===== TASK MATERIAL =====

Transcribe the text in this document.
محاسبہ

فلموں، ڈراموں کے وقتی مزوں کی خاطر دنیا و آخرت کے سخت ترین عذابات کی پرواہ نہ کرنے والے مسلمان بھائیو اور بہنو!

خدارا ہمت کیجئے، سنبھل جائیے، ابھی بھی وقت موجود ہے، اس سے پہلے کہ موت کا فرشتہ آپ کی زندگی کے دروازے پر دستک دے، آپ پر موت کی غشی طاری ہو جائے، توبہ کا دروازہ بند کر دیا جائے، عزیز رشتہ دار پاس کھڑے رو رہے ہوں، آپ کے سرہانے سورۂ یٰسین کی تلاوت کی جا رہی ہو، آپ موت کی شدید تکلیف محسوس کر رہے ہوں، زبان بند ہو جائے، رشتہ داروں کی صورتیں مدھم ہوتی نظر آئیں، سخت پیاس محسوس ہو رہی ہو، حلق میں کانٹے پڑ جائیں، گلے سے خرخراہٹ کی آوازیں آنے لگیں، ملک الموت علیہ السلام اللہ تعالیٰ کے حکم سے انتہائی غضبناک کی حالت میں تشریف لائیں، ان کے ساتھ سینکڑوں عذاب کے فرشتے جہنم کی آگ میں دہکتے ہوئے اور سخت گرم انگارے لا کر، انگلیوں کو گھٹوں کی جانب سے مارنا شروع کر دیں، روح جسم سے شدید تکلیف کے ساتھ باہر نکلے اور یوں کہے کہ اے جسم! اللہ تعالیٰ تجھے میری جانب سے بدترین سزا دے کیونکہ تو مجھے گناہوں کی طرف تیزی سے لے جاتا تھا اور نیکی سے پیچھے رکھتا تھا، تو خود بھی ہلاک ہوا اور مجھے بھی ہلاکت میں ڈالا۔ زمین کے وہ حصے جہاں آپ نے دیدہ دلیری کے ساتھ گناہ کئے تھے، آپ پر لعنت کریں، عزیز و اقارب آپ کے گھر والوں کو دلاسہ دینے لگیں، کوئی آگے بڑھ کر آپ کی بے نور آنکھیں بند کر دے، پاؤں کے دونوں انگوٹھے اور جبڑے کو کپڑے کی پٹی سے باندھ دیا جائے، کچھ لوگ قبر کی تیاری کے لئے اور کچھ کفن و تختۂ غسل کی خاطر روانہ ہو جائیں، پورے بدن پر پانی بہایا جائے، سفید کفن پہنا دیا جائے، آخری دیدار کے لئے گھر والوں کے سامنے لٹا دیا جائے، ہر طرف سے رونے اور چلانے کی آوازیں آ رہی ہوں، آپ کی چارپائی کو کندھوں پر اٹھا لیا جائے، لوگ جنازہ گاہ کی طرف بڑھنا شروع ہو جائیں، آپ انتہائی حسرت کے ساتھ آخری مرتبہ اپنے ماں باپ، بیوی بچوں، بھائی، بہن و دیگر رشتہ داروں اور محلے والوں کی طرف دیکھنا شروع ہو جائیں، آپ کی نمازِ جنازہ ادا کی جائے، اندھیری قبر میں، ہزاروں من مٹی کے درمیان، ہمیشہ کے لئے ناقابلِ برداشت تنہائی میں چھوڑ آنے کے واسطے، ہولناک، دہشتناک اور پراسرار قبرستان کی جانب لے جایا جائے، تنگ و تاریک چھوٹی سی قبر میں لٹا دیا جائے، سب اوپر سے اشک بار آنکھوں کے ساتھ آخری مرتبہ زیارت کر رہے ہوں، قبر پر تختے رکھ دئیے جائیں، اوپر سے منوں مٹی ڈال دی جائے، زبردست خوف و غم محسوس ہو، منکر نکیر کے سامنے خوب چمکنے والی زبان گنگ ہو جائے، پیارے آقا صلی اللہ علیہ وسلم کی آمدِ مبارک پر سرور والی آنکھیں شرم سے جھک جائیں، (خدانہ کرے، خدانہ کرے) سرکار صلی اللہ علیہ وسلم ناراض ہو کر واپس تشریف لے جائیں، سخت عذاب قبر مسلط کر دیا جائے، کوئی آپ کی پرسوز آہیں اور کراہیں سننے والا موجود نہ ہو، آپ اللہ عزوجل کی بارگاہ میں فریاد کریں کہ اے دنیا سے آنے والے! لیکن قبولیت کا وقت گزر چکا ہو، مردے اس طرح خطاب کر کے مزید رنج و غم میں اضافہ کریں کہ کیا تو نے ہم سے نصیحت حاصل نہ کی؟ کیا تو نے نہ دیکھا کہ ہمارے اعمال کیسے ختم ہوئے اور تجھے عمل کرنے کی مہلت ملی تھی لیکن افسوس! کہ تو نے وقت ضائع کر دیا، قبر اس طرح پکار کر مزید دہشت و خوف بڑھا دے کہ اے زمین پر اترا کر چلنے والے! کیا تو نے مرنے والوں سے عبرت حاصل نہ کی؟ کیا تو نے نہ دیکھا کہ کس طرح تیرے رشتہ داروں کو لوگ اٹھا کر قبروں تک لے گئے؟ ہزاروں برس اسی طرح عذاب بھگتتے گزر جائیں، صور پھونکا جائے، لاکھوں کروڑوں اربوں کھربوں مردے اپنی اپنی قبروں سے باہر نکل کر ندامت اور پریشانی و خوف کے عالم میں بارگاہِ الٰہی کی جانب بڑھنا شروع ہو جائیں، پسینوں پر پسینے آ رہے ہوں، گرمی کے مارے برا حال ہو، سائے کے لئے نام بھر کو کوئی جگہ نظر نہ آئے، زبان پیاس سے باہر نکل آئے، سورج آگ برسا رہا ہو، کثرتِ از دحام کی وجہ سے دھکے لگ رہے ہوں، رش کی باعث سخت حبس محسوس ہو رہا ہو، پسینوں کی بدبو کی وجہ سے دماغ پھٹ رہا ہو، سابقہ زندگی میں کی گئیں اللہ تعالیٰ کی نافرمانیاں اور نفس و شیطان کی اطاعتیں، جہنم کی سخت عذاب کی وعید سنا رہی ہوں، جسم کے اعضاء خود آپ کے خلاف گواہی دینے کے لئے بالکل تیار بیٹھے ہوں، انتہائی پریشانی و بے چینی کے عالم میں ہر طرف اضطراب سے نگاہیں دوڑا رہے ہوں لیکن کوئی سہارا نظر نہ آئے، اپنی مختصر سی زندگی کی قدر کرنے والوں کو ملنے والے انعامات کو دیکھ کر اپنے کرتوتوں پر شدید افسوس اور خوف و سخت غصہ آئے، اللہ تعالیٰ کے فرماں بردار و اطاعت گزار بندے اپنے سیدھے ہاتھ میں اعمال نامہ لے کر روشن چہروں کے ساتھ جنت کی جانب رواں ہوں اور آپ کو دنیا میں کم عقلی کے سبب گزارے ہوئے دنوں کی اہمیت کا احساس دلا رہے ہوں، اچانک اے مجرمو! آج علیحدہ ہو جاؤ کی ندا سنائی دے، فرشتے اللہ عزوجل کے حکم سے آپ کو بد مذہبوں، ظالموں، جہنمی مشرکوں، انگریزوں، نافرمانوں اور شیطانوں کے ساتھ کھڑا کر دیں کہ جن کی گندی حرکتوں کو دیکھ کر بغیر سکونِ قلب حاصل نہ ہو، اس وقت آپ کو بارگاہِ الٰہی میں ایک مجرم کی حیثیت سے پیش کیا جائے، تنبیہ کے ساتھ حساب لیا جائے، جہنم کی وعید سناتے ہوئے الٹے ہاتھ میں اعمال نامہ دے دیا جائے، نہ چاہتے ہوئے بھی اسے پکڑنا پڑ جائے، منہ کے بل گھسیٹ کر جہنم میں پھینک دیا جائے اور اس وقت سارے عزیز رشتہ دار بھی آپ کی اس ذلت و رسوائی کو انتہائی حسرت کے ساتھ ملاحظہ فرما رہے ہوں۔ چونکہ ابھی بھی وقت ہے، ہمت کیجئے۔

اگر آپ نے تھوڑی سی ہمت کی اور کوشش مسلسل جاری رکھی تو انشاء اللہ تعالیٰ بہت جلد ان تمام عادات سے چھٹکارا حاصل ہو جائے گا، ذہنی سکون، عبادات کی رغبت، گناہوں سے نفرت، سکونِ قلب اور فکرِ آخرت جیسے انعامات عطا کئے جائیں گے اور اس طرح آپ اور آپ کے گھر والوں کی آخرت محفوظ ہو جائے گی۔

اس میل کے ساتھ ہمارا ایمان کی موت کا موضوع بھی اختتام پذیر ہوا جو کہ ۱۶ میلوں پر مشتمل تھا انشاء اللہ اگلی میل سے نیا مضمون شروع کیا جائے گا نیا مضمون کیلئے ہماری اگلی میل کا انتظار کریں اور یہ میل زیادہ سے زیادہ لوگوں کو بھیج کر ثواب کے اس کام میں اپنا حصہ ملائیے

=====

In the lines above, locate the string "آخرت". Copy every line where it occurs.

** ANSWER TO THE TASK **
فلموں، ڈراموں کے وقتی مزوں کی خاطر دنیا و آخرت کے سخت ترین عذابات کی پرواہ نہ کرنے والے مسلمان بھائیو اور بہنو!
اگر آپ نے تھوڑی سی ہمت کی اور کوشش مسلسل جاری رکھی تو انشاء اللہ تعالیٰ بہت جلد ان تمام عادات سے چھٹکارا حاصل ہو جائے گا، ذہنی سکون، عبادات کی رغبت، گناہوں سے نفرت، سکونِ قلب اور فکرِ آخرت جیسے انعامات عطا کئے جائیں گے اور اس طرح آپ اور آپ کے گھر والوں کی آخرت محفوظ ہو جائے گی۔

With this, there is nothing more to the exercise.